_Your goal_: Print the listing as it stands, omitting all images.

_Items from a dataset_:

--- --- ---

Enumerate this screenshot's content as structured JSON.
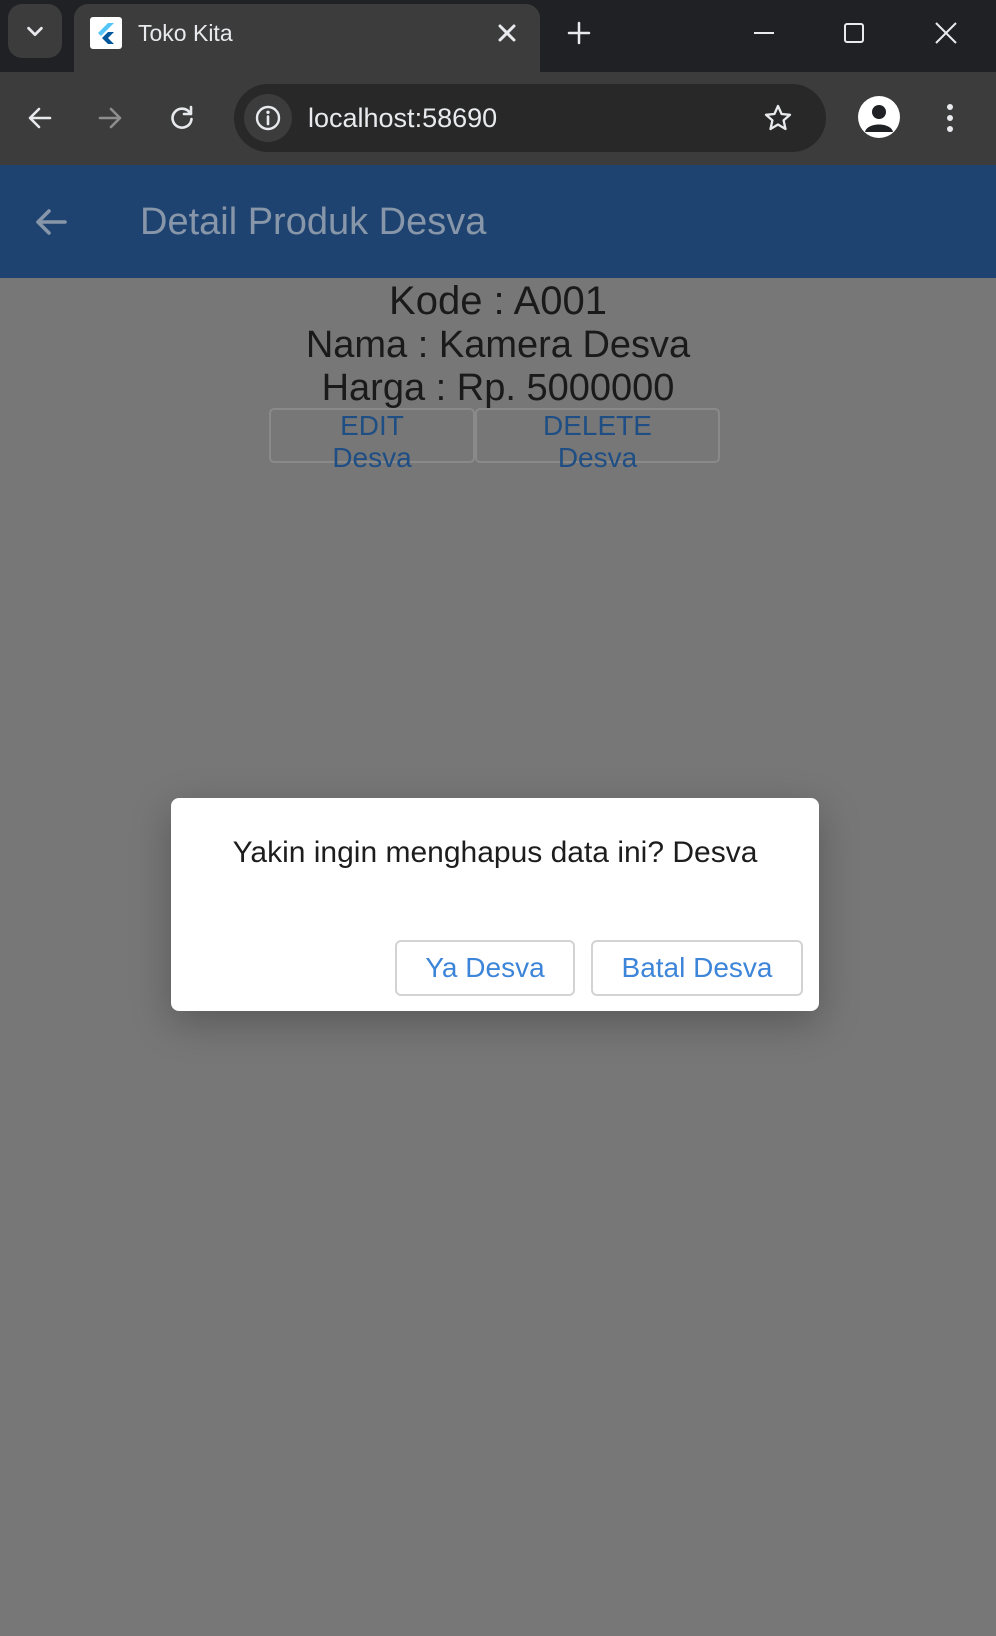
{
  "browser": {
    "tab_title": "Toko Kita",
    "url": "localhost:58690",
    "icons": {
      "tab_search": "chevron-down-icon",
      "favicon": "flutter-icon",
      "tab_close": "close-icon",
      "new_tab": "plus-icon",
      "minimize": "minimize-icon",
      "maximize": "maximize-icon",
      "close_window": "close-icon",
      "back": "arrow-left-icon",
      "forward": "arrow-right-icon",
      "reload": "reload-icon",
      "site_info": "info-icon",
      "bookmark": "star-icon",
      "profile": "avatar-icon",
      "menu": "kebab-menu-icon"
    }
  },
  "app": {
    "title": "Detail Produk Desva",
    "product": {
      "kode": "Kode : A001",
      "nama": "Nama : Kamera Desva",
      "harga": "Harga : Rp. 5000000"
    },
    "edit_label": "EDIT Desva",
    "delete_label": "DELETE Desva"
  },
  "dialog": {
    "message": "Yakin ingin menghapus data ini? Desva",
    "confirm_label": "Ya Desva",
    "cancel_label": "Batal Desva"
  },
  "colors": {
    "appbar": "#1f4370",
    "dialog_button_text": "#3d85d8",
    "scrim": "#777777"
  }
}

--- --- ---

_Full output_:
Enumerate this screenshot's content as structured JSON.
{
  "browser": {
    "tab_title": "Toko Kita",
    "url": "localhost:58690",
    "icons": {
      "tab_search": "chevron-down-icon",
      "favicon": "flutter-icon",
      "tab_close": "close-icon",
      "new_tab": "plus-icon",
      "minimize": "minimize-icon",
      "maximize": "maximize-icon",
      "close_window": "close-icon",
      "back": "arrow-left-icon",
      "forward": "arrow-right-icon",
      "reload": "reload-icon",
      "site_info": "info-icon",
      "bookmark": "star-icon",
      "profile": "avatar-icon",
      "menu": "kebab-menu-icon"
    }
  },
  "app": {
    "title": "Detail Produk Desva",
    "product": {
      "kode": "Kode : A001",
      "nama": "Nama : Kamera Desva",
      "harga": "Harga : Rp. 5000000"
    },
    "edit_label": "EDIT Desva",
    "delete_label": "DELETE Desva"
  },
  "dialog": {
    "message": "Yakin ingin menghapus data ini? Desva",
    "confirm_label": "Ya Desva",
    "cancel_label": "Batal Desva"
  },
  "colors": {
    "appbar": "#1f4370",
    "dialog_button_text": "#3d85d8",
    "scrim": "#777777"
  }
}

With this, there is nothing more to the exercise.